Complete the following:
a: Answer these questions using the review of The 5th Elephant:
(i) Who directed the production?
(ii) Which actor played Inigo Skimmer?
(iii) What was shown at the end of the performance, and why?
b: In one to three sentences, explain why the review of The 5th Elephant says staging Discworld is quite a test for a theatrical company.

Selected text:

In Wit and Fantasy Lies Truth 

 The late, great Terry Pratchett’s Discworld series paints a picture of an extraordinary, surreal, fantastical but vaguely familiar society.  His books are famously beloved of his many ardent fans.  Devotees have clear mental images of the characters, action and environment of Discworld drawn from their interpretation of Pratchett’s words.  It’s quite a test then for any theatrical company faced with the task of bringing those well-loved characters and events convincingly to the stage.

Under the experienced direction of Mark Preston, however, with an enthusiastic and diverse cast, Chelmsford Theatre Workshop’s production of The 5th Elephant, one of the final books in the Discworld series, certainly can’t be faulted in its aim to bring authenticity to both Pratchett virgins and aficionados alike.

The haunting tones of a cover version of Tears for Fears’ hit ‘Everybody Wants To Rule The World’ gave the arriving audience a clue of the nature of the drama to follow.  As the action began, Mark Sutton cut an appropriately suave and dashing figure as Commander Sam Vimes, nominally in charge of the diplomatic mission to the dwarf, troll and werewolf inhabited state of Uberwald. There is always a power behind the throne, though and Martin Robinson  portrayed Inigo Skimmer in all his smarmy and sinister glory.  His sense of comic timing was appreciated by the knowing audience as he declared, “I do not think, I am a civil servant…….I advise people.”

However, it was actions as much as words which were employed to great effect by the actors to demonstrate the feelings of their characters.  Sergeant Detritus (Rob Evans) left a hostile werewolf in no doubt that Vimes’ deputation would not easily be deterred from their quest with a parting flick of his crossbow.  As the token dwarf of the Ankh-Morpok City Watch, Charlotte Norburn’s coquettish beard twirling and checking of her reflection effectively alluded to the sense of sophistication felt by Corporal Cheery Littlebottom over  the dour, drab dwarves of Uberwald with which Vimes was attempting to negotiate.  Anna Harris was suitably canine (or is that supine?) as the cockney talking dog, Gaspode.  His  mission was to run with the wolves.  Special mention has to go to Lewis Clark who put in a particularly  physically arresting performance as Igor.

Bernice Cramphorn and her team have to be commended for the attention to detail they obviously put into  the costumes.  Gaspode’s bone and spotted neckerchief, Skimmer’s impeccable bureaucrat’s gold-flecked suit and the nocturnal black and red of the werewolves all helped to lift Pratchett’s characters off the page.  The intimidating looking armour worn by Vimes, Detritus, Captain Carrot (Giles Margerum) and the dwarves would have proved a test for any costume designer.

It was made clear from this production that The 5th Elephant was intended as  a celebration of equality and diversity as much as it was a parody on authority and bureaucracy.  Cultural  references to Chekhov and the role of women and different ethnic groups were drawn out effectively, providing an allegory for our current fractured world.  At the end of the performance, a picture of Terry Pratchett was displayed in tribute to what would have been his 70th birthday.  I think he would have approved.

Excerpts from a dataset:

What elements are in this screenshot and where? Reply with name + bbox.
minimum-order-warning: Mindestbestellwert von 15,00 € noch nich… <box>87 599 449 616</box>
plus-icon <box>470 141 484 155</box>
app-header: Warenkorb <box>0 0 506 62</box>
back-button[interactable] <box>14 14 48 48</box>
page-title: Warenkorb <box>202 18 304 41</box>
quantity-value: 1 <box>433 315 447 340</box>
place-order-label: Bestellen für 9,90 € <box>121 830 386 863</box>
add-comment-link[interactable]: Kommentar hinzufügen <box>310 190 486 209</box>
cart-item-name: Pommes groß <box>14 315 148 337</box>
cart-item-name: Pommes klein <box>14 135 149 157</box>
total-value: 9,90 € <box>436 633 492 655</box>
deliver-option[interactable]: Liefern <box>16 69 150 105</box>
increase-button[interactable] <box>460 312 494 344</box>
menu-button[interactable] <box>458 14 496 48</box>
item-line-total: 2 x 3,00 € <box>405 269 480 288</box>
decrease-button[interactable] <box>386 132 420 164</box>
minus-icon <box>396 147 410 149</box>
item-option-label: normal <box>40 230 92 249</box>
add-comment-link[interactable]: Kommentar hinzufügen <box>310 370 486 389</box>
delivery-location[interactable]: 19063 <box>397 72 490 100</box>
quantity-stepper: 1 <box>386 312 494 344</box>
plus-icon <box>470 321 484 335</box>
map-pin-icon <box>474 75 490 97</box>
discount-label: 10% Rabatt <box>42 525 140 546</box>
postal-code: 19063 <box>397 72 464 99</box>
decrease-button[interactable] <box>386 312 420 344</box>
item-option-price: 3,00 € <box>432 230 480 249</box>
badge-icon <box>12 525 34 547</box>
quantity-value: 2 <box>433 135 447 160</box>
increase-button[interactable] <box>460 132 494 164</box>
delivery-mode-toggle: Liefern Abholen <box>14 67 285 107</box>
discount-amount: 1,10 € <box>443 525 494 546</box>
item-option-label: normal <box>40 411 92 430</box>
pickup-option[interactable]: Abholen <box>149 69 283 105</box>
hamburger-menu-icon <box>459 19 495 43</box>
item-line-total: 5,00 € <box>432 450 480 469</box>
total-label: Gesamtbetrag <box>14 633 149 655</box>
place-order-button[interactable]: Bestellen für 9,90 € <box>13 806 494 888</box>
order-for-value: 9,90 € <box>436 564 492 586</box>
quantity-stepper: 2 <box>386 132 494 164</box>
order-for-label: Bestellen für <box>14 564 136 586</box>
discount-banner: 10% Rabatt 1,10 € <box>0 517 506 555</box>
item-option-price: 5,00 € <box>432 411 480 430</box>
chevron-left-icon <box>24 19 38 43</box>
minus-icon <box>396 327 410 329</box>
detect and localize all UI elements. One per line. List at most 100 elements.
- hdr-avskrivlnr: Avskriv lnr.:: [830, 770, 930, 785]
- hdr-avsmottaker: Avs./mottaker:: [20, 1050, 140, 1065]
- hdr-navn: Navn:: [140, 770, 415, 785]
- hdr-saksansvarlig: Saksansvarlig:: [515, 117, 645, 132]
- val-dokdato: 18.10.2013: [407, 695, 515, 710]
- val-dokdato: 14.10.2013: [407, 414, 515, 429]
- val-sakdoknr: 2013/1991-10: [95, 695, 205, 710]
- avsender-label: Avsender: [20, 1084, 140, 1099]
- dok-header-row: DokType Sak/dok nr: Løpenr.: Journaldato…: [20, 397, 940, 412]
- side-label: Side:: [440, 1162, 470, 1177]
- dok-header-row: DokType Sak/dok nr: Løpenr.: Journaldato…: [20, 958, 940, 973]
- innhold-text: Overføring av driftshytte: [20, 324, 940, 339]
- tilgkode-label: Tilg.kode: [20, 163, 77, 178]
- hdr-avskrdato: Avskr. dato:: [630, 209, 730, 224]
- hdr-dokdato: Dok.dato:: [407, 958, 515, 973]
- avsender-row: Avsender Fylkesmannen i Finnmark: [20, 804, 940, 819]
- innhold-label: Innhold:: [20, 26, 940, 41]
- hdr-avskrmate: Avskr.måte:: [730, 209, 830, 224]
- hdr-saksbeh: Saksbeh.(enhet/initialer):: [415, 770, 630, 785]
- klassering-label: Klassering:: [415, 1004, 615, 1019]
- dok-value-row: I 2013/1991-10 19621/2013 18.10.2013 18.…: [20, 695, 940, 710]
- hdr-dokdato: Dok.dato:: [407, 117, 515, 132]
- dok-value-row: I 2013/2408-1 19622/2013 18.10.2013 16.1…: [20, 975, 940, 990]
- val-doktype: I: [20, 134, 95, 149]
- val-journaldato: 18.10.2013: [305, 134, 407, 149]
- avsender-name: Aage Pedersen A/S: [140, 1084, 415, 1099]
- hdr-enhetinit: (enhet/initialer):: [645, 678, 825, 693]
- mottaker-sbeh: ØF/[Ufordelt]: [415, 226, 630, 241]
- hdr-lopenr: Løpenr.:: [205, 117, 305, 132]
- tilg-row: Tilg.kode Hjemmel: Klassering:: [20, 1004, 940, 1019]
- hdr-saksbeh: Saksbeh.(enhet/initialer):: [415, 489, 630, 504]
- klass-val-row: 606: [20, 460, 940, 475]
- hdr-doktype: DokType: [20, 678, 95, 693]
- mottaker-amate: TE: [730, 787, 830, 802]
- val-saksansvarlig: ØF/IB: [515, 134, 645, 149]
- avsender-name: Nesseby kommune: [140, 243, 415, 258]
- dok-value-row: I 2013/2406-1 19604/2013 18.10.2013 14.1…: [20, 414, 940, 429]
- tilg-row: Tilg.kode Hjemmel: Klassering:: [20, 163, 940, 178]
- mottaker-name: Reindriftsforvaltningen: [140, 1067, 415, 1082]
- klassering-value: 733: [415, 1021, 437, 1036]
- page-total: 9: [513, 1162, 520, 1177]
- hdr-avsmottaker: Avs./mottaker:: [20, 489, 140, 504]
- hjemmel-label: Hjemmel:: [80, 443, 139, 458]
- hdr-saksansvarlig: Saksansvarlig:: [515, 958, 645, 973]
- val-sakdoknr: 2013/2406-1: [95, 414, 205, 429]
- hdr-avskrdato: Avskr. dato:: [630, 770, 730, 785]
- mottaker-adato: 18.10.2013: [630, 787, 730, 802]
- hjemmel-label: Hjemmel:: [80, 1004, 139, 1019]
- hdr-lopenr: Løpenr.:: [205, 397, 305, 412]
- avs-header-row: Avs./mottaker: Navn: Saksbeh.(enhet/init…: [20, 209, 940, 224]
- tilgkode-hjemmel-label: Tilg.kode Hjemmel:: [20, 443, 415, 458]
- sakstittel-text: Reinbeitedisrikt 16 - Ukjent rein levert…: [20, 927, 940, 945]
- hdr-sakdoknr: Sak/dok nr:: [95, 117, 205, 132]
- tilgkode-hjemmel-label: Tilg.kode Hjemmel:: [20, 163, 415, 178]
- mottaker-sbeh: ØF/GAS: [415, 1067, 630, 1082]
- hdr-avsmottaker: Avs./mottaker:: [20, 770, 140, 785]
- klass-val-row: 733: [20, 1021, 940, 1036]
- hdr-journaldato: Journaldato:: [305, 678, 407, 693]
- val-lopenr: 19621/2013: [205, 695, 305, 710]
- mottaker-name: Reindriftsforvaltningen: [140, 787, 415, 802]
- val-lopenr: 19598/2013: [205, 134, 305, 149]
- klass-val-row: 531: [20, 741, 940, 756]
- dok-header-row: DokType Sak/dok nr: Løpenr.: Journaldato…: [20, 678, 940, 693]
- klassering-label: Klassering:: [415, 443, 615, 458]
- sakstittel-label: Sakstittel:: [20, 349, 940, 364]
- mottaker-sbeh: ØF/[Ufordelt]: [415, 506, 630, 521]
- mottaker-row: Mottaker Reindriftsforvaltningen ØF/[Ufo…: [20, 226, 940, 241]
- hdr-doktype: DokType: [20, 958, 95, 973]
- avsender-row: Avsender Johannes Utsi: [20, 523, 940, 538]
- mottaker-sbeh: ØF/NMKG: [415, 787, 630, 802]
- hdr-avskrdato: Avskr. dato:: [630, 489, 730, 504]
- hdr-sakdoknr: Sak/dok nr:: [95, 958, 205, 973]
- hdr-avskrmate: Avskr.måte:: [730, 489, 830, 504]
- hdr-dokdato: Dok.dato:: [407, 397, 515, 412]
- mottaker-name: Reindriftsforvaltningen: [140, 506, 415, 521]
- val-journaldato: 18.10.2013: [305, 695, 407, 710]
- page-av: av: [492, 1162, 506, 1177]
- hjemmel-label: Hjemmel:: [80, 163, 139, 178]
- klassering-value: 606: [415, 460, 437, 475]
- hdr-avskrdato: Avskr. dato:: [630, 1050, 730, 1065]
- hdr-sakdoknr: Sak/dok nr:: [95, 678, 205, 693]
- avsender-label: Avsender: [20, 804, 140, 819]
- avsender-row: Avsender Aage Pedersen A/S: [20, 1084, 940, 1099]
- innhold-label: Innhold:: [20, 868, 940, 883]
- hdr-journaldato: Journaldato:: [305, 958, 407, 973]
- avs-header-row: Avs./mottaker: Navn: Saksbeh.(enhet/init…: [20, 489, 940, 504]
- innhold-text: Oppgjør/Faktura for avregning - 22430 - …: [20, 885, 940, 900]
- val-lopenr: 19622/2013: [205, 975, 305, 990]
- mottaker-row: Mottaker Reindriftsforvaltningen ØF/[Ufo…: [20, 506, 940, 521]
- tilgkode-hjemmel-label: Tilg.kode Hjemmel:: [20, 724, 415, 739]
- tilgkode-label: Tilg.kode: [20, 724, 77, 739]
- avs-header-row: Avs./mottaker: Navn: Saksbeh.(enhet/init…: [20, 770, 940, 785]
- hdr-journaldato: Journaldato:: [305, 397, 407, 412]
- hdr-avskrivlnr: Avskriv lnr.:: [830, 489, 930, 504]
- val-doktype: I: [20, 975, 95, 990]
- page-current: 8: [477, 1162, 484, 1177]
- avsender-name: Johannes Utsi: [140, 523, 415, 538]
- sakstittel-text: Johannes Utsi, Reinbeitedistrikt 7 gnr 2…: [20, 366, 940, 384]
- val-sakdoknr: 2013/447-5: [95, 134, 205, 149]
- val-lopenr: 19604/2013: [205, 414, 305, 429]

Answers to the tasks:
a:
(i) Mark Preston.
(ii) Martin Robinson.
(iii) A picture of Terry Pratchett was shown as a tribute to what would have been his 70th birthday.

b: Pratchett's fans love his books and already have clear mental pictures of the characters, action and setting, based on how they read his words. A company must therefore bring those well-loved characters and events to the stage in a way those fans find convincing.